— MATERIAL FOR THE TASK —
▽

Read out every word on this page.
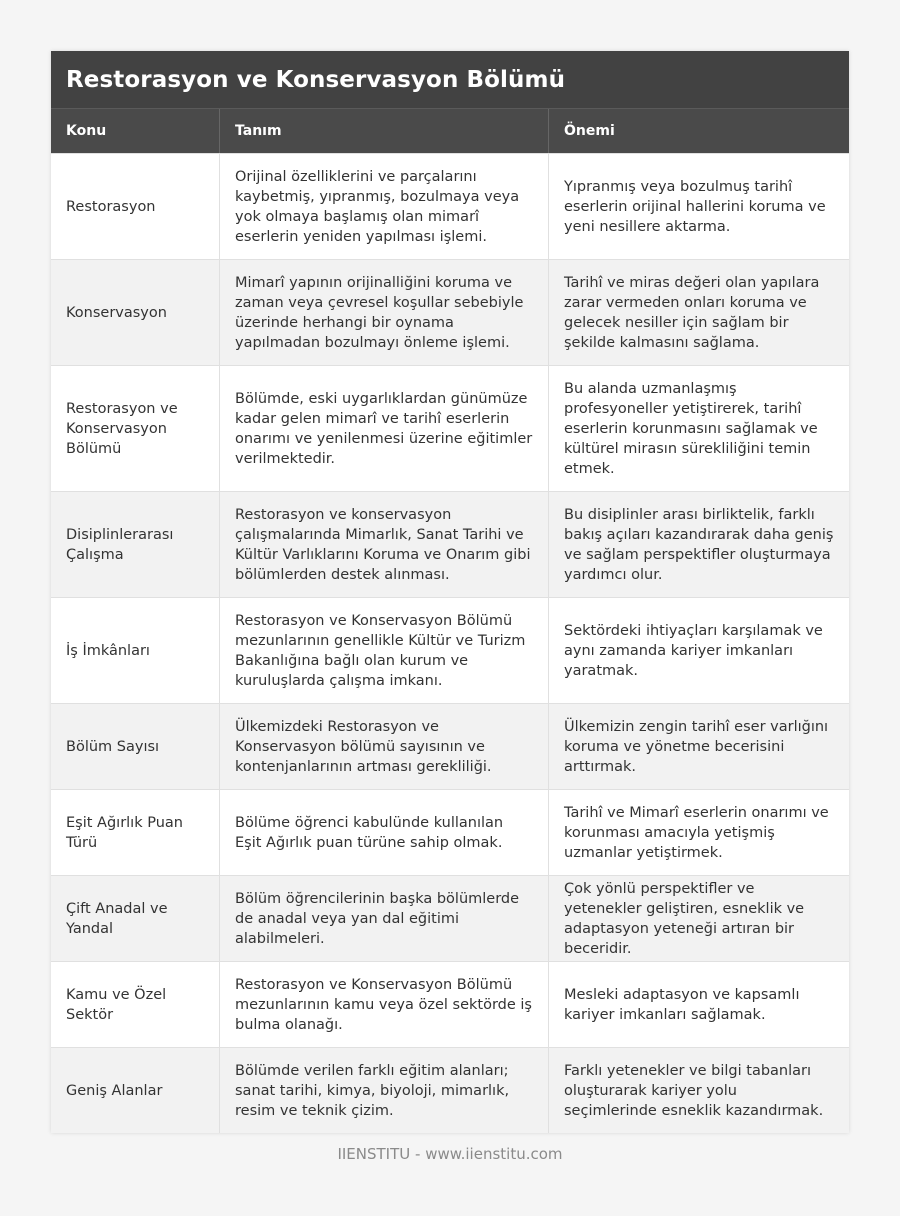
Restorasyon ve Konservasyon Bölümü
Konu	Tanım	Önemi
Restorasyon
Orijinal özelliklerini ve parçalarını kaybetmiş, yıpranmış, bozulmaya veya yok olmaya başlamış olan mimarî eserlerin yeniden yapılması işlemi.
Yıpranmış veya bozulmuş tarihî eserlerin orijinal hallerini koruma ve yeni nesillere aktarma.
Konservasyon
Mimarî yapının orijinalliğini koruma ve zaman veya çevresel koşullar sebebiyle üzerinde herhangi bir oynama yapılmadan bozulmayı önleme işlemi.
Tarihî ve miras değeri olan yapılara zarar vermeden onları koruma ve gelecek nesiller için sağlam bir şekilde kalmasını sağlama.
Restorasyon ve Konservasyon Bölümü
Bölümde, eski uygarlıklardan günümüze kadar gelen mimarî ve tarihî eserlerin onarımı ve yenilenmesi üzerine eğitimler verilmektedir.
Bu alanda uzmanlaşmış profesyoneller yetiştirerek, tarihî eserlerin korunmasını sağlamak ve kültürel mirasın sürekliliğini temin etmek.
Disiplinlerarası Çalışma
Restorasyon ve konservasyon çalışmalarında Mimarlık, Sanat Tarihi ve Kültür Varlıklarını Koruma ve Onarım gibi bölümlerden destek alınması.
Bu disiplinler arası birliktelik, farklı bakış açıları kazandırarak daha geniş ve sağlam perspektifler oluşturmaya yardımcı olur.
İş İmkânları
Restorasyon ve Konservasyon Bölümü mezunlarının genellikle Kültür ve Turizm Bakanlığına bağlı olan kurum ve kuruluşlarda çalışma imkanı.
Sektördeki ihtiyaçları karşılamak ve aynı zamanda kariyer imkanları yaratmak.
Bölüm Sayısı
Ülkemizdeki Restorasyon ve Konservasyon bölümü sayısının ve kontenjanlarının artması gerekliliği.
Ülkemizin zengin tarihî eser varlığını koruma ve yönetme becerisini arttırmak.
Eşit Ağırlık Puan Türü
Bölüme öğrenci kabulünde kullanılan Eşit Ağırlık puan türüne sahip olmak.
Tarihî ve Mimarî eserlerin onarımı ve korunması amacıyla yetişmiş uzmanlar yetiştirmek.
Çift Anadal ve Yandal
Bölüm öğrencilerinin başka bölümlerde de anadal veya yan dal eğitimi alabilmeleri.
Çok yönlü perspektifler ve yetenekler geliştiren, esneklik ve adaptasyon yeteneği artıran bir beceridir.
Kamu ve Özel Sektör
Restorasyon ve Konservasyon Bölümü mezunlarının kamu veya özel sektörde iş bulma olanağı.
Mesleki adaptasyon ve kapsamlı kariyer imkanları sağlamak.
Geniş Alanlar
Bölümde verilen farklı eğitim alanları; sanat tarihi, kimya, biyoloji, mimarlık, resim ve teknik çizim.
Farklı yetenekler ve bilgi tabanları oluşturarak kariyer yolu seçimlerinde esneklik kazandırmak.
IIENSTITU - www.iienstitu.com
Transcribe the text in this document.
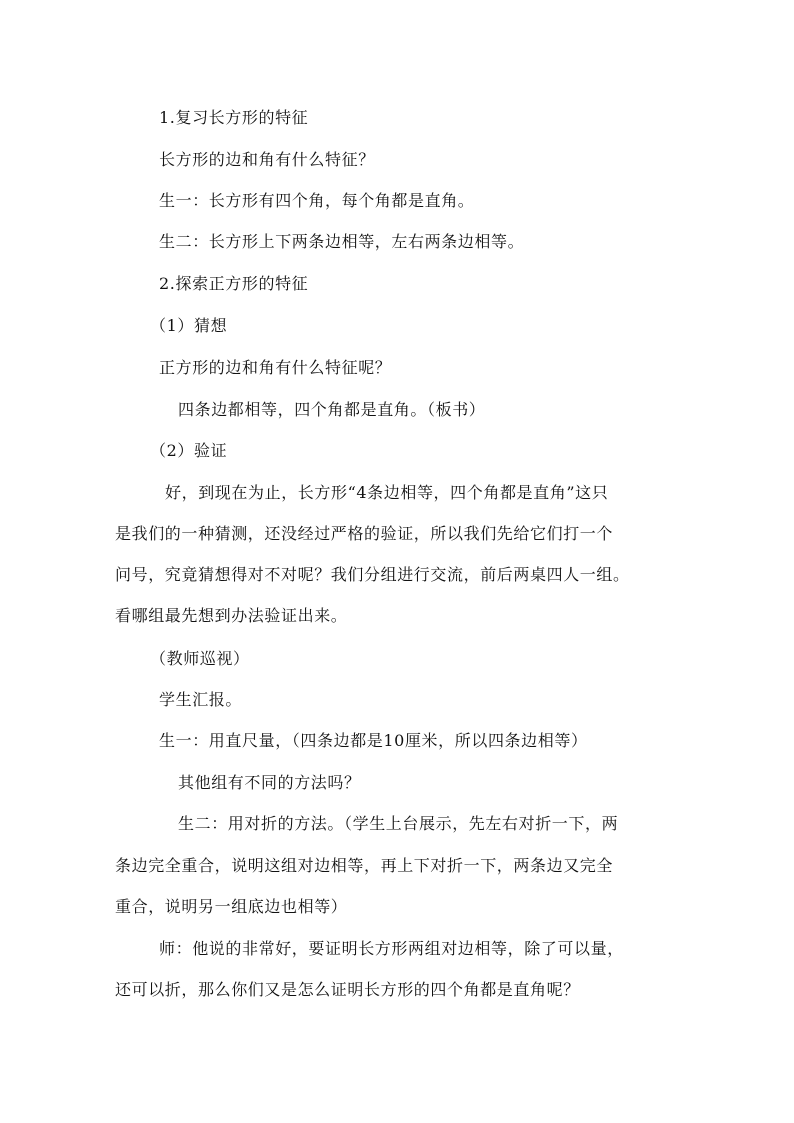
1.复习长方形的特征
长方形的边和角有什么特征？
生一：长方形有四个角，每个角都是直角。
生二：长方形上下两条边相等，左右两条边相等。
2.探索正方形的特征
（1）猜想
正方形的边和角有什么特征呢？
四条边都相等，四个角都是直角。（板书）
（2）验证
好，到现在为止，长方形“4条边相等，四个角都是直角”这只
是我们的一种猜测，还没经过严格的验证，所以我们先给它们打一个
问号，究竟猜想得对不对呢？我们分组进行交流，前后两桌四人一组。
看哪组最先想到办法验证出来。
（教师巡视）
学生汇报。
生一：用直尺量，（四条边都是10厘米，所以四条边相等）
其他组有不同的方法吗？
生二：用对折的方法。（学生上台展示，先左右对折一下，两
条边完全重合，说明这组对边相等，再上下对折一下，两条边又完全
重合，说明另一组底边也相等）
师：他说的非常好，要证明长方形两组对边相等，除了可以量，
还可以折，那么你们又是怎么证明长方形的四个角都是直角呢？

△

Word for word, please, restate the lines of the listing from the one holding "Transcribe the text in this document." down to the last line, leaving out any pictures.

Transcribe the text in this document.
1.复习长方形的特征
长方形的边和角有什么特征？
生一：长方形有四个角，每个角都是直角。
生二：长方形上下两条边相等，左右两条边相等。
2.探索正方形的特征
（1）猜想
正方形的边和角有什么特征呢？
四条边都相等，四个角都是直角。（板书）
（2）验证
好，到现在为止，长方形“4条边相等，四个角都是直角”这只
是我们的一种猜测，还没经过严格的验证，所以我们先给它们打一个
问号，究竟猜想得对不对呢？我们分组进行交流，前后两桌四人一组。
看哪组最先想到办法验证出来。
（教师巡视）
学生汇报。
生一：用直尺量，（四条边都是10厘米，所以四条边相等）
其他组有不同的方法吗？
生二：用对折的方法。（学生上台展示，先左右对折一下，两
条边完全重合，说明这组对边相等，再上下对折一下，两条边又完全
重合，说明另一组底边也相等）
师：他说的非常好，要证明长方形两组对边相等，除了可以量，
还可以折，那么你们又是怎么证明长方形的四个角都是直角呢？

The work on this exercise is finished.